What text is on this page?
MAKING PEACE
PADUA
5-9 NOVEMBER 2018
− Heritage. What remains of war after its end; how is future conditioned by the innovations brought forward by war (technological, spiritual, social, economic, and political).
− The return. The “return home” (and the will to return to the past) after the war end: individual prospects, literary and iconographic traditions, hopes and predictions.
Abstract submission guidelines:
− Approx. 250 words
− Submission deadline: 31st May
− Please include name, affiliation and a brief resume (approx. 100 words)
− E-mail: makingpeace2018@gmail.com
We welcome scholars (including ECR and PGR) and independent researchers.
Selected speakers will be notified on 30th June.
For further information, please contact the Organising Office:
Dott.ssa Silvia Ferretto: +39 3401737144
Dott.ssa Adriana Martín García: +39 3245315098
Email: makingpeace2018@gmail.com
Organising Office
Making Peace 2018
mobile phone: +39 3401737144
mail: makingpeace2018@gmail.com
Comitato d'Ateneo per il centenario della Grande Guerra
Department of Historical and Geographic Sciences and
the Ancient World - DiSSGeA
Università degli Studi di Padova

» **Problem**:
Select every line where the word "will" occurs.

» **Answer to this task**:
− The return. The “return home” (and the will to return to the past) after the war end: individual prospects, literary and iconographic traditions, hopes and predictions.
Selected speakers will be notified on 30th June.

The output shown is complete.